Your task — Take the line with "OCR this image." and every line after it in the data. Transcribe them exactly, through the last.

Extracted records
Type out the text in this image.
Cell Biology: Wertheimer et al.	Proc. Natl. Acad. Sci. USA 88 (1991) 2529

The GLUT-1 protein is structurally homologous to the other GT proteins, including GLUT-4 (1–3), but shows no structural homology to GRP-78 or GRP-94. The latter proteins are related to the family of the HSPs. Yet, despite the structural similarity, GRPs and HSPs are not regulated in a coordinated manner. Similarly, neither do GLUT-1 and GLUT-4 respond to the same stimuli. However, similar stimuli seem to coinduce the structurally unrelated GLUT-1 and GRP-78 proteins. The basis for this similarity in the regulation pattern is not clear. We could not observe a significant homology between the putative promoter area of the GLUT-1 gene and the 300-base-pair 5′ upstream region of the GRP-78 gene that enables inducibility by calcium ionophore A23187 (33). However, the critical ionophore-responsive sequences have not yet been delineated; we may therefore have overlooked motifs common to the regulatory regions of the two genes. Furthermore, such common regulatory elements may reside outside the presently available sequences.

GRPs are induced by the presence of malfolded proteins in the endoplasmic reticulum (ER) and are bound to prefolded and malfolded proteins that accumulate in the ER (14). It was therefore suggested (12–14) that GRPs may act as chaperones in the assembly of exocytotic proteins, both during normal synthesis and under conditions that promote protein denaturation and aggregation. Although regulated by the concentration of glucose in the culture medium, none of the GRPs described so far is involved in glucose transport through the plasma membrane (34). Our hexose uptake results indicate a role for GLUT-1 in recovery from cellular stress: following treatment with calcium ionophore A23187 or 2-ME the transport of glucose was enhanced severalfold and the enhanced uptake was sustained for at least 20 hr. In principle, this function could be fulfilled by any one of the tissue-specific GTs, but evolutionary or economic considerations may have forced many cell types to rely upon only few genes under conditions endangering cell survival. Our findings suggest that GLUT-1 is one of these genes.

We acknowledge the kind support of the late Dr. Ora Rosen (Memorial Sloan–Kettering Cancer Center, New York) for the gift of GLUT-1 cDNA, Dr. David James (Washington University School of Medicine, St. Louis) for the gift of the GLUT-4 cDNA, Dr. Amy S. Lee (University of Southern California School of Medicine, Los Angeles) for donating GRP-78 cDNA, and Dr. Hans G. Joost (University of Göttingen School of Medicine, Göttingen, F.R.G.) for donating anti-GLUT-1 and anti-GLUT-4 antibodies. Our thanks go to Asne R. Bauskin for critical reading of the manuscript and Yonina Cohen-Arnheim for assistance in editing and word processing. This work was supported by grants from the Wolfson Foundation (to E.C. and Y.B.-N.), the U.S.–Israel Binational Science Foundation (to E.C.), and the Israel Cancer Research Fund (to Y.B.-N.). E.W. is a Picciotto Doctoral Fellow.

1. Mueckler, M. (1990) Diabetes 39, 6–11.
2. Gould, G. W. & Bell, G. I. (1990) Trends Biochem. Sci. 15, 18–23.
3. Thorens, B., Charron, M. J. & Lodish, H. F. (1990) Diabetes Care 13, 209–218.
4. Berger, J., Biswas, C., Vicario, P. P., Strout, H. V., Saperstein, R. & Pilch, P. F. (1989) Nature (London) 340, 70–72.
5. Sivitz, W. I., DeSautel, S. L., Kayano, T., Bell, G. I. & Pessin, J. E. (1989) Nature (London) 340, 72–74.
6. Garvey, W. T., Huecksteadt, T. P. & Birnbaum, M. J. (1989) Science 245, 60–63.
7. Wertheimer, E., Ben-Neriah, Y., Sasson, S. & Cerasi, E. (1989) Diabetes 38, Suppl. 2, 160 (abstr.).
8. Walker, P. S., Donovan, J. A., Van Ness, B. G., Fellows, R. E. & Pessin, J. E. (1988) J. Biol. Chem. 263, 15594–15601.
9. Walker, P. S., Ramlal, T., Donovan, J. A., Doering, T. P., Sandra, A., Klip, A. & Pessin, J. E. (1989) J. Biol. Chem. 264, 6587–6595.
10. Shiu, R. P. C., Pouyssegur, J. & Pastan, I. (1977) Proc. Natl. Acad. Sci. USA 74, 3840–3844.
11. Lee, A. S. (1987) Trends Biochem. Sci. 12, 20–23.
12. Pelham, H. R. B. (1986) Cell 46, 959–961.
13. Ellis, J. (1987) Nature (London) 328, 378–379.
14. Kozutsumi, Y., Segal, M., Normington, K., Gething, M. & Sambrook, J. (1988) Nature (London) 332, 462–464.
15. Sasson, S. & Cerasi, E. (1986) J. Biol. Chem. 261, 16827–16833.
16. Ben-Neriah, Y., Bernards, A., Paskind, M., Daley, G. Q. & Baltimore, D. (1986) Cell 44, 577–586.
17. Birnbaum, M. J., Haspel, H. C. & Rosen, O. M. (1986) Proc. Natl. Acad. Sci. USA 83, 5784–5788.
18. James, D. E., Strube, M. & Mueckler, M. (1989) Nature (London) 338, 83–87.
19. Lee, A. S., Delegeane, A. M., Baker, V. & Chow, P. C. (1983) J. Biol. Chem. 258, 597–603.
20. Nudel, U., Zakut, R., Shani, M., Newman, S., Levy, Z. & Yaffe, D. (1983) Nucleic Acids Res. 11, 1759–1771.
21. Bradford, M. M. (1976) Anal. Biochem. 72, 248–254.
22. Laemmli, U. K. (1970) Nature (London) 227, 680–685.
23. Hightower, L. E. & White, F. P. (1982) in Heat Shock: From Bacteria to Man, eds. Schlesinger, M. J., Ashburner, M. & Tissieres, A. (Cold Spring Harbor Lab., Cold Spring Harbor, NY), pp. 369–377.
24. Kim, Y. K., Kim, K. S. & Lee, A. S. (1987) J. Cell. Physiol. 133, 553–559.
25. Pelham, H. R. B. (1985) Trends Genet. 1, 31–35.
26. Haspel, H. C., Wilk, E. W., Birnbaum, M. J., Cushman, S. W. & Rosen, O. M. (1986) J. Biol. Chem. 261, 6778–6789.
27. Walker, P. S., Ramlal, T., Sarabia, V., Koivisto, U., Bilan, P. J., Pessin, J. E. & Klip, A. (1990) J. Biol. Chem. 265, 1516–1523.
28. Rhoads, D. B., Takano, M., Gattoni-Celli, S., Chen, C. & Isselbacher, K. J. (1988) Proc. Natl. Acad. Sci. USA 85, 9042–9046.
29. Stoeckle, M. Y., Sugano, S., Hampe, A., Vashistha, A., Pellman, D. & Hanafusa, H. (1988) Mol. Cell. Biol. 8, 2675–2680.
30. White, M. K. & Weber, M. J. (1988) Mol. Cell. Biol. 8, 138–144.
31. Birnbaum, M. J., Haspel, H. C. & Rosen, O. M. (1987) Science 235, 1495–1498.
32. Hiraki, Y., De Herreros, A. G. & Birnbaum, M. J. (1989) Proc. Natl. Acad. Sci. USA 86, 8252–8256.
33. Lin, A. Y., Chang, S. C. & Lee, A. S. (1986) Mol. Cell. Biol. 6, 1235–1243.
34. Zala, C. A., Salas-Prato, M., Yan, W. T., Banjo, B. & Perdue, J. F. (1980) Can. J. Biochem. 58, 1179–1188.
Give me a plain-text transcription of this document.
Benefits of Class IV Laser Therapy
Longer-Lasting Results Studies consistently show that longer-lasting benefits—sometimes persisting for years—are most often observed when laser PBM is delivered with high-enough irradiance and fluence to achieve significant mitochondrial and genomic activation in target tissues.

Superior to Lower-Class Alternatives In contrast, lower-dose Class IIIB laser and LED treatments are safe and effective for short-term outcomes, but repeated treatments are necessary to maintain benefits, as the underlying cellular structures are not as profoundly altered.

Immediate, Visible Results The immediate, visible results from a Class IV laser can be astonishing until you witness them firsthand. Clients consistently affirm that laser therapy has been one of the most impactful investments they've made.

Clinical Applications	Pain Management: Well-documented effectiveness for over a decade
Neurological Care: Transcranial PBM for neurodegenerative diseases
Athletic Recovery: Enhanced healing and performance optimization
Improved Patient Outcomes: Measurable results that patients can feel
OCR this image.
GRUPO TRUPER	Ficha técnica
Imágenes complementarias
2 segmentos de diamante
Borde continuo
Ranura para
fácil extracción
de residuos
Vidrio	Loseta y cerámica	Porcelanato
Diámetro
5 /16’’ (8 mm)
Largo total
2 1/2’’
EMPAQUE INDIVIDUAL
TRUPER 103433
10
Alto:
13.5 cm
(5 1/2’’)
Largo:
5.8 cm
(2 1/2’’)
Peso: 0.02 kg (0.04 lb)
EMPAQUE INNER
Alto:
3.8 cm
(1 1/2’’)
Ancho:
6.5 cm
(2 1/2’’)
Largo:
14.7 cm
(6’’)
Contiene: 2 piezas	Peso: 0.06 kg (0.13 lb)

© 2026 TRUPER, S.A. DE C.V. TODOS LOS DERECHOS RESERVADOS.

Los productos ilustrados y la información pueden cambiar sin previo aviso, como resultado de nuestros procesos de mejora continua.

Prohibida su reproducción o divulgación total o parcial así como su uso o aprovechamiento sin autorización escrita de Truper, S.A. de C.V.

Final answer —
OCR this image.
GRUPO TRUPER	Ficha técnica
Imágenes complementarias
2 segmentos de diamante
Borde continuo
Ranura para
fácil extracción
de residuos
Vidrio	Loseta y cerámica	Porcelanato
Diámetro
5 /16’’ (8 mm)
Largo total
2 1/2’’
EMPAQUE INDIVIDUAL
TRUPER 103433
10
Alto:
13.5 cm
(5 1/2’’)
Largo:
5.8 cm
(2 1/2’’)
Peso: 0.02 kg (0.04 lb)
EMPAQUE INNER
Alto:
3.8 cm
(1 1/2’’)
Ancho:
6.5 cm
(2 1/2’’)
Largo:
14.7 cm
(6’’)
Contiene: 2 piezas	Peso: 0.06 kg (0.13 lb)

© 2026 TRUPER, S.A. DE C.V. TODOS LOS DERECHOS RESERVADOS.

Los productos ilustrados y la información pueden cambiar sin previo aviso, como resultado de nuestros procesos de mejora continua.

Prohibida su reproducción o divulgación total o parcial así como su uso o aprovechamiento sin autorización escrita de Truper, S.A. de C.V.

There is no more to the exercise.